------ Task inputs ------

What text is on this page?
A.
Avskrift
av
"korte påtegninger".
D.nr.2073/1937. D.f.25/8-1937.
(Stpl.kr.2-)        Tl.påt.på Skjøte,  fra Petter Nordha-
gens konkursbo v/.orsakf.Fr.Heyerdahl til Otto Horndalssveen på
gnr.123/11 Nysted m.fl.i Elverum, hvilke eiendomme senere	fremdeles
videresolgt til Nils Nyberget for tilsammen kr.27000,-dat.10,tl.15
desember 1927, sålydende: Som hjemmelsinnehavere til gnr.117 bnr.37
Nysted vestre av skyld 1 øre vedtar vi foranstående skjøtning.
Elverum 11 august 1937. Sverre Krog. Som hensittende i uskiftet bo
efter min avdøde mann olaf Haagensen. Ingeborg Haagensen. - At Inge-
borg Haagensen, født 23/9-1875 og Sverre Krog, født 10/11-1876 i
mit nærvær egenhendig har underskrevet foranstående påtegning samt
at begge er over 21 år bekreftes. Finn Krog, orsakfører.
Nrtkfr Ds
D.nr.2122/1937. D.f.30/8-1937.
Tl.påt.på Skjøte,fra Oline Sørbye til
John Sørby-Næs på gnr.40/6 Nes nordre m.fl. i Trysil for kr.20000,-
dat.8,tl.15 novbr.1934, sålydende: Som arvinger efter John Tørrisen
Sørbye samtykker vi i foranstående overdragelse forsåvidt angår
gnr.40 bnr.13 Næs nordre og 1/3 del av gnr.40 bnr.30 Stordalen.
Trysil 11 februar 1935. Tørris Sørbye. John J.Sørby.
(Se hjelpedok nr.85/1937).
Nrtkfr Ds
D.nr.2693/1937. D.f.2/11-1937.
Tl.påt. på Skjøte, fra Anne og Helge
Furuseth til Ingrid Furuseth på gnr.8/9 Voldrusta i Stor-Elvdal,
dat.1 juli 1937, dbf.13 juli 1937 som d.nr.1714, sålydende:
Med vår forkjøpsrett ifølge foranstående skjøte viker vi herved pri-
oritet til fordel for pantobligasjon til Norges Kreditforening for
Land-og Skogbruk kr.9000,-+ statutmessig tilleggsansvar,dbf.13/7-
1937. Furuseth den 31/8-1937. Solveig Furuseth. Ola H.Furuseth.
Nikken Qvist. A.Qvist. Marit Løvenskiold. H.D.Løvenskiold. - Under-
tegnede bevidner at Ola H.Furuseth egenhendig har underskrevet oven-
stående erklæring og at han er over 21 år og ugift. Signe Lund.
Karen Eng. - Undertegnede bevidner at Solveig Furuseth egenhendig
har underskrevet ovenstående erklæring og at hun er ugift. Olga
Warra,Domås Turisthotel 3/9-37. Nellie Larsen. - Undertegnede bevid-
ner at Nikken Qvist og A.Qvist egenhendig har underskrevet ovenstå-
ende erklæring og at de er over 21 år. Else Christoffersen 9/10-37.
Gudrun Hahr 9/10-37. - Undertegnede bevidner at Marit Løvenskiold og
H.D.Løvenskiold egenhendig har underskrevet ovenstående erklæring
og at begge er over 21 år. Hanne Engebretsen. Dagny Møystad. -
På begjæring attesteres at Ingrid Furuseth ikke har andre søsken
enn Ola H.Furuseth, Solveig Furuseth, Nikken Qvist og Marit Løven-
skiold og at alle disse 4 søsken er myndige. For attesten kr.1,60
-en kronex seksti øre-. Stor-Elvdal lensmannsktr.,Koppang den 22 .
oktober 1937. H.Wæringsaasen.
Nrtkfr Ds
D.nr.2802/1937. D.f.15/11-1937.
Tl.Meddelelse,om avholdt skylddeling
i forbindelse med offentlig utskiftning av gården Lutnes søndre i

------

Directions for this task. From the data above, copy out every line with the string "erklæring" in it.

Response to the exercise.
stående erklæring og at han er over 21 år og ugift. Signe Lund.
har underskrevet ovenstående erklæring og at hun er ugift. Olga
ende erklæring og at de er over 21 år. Else Christoffersen 9/10-37.
H.D.Løvenskiold egenhendig har underskrevet ovenstående erklæring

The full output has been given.